------ STORED ROWS ------

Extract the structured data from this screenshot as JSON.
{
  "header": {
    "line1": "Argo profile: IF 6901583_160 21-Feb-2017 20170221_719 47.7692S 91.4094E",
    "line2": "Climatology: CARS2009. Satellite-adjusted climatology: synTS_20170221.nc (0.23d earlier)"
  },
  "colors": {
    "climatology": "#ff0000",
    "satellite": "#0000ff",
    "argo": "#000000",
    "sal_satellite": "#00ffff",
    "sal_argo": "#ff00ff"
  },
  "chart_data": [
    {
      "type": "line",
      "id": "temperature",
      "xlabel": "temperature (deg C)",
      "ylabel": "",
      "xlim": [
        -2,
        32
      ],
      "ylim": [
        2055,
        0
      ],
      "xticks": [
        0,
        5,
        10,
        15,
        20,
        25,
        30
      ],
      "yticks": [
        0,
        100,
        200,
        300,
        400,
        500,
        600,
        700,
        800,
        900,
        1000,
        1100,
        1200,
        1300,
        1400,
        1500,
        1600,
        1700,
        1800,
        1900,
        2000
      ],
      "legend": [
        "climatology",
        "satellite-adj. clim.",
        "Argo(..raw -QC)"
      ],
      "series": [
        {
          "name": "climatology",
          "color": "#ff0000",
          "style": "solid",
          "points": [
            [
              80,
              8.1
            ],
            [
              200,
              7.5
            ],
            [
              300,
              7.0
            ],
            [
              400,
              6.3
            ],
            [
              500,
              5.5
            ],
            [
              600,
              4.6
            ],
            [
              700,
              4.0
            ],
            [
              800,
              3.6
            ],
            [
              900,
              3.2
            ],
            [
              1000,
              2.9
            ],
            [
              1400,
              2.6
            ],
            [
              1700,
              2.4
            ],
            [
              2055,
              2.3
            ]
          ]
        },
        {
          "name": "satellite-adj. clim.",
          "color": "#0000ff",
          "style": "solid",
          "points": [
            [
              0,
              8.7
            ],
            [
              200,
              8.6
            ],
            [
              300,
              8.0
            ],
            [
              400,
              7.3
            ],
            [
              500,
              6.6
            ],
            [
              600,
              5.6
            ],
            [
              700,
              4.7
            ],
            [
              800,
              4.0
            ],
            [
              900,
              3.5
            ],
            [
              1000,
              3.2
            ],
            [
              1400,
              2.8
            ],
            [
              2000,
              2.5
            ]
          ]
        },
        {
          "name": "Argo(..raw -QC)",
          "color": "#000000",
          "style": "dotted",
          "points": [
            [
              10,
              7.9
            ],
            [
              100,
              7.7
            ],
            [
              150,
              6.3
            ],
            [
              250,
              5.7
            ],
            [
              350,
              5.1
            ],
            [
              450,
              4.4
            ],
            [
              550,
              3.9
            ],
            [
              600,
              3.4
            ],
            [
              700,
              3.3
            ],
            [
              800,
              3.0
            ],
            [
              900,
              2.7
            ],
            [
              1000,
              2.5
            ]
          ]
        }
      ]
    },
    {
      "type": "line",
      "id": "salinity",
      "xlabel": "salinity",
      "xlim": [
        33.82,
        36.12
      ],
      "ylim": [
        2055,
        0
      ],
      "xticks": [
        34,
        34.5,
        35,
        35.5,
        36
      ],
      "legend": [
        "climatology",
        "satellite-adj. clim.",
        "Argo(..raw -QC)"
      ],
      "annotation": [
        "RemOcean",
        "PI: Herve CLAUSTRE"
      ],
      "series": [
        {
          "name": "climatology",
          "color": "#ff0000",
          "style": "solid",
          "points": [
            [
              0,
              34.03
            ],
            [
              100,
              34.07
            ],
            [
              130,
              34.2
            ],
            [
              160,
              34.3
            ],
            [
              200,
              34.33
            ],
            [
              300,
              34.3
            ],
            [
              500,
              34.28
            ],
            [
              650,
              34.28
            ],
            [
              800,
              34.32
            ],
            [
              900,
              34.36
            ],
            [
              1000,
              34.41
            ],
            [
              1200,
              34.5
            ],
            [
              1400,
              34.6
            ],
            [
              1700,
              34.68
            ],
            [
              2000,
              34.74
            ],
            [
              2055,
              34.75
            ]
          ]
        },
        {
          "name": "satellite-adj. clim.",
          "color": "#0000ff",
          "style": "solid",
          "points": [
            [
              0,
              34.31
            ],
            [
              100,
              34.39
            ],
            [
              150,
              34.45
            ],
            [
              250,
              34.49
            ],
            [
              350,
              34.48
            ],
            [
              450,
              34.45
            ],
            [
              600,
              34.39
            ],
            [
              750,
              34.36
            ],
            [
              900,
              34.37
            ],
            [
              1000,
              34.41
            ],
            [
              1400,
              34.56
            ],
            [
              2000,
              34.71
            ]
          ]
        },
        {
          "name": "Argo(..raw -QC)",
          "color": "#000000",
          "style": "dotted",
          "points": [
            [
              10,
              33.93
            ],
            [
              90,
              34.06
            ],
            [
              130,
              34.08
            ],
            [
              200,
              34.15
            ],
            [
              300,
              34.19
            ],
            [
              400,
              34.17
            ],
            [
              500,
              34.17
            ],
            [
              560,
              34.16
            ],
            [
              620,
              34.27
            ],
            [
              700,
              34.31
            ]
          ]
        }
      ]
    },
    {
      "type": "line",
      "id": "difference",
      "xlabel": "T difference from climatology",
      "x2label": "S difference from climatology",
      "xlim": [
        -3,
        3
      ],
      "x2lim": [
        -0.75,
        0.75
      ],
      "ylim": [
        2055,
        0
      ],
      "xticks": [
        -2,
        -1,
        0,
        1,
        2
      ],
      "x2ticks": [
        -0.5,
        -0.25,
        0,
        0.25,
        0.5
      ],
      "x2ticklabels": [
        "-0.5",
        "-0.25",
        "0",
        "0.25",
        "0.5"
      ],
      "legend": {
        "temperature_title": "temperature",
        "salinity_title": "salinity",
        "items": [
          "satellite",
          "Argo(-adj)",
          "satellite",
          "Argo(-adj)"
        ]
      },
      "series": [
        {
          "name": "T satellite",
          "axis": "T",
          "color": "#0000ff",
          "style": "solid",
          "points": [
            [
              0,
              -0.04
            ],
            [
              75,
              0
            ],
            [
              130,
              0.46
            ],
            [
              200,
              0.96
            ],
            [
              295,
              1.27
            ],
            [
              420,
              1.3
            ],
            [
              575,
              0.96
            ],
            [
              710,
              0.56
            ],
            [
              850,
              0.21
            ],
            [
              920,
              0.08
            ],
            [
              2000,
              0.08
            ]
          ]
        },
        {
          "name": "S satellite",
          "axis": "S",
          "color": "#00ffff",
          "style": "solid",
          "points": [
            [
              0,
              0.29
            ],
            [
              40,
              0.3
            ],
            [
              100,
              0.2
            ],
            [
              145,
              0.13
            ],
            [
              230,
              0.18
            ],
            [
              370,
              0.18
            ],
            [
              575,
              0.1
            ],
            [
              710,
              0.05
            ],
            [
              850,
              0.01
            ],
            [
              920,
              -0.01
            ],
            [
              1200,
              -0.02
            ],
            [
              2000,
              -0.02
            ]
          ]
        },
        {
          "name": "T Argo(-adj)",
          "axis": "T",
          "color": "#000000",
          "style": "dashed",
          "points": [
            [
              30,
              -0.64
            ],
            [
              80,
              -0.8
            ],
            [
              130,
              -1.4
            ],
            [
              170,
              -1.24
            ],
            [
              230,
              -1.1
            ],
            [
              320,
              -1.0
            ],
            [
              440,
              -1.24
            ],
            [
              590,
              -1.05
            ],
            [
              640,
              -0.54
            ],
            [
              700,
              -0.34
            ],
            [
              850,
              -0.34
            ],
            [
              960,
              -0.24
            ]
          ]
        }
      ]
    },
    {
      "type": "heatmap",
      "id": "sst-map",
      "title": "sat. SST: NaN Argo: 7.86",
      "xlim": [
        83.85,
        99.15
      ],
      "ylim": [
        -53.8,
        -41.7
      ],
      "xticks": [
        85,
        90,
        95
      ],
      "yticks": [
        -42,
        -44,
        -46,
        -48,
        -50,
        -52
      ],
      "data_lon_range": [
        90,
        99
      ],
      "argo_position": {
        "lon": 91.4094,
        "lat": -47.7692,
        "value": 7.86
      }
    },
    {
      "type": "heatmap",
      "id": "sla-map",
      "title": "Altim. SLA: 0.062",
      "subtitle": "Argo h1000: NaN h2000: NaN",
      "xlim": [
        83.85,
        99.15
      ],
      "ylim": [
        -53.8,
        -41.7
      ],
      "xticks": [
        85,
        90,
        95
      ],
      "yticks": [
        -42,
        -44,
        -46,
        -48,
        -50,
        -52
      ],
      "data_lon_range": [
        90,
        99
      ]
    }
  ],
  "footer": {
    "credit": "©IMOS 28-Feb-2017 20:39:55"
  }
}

------

BRIEF: From the listing above, return each line with the word "temperature".

RESULT FOR THIS EXERCISE:
      "id": "temperature",
      "xlabel": "temperature (deg C)",
        "temperature_title": "temperature",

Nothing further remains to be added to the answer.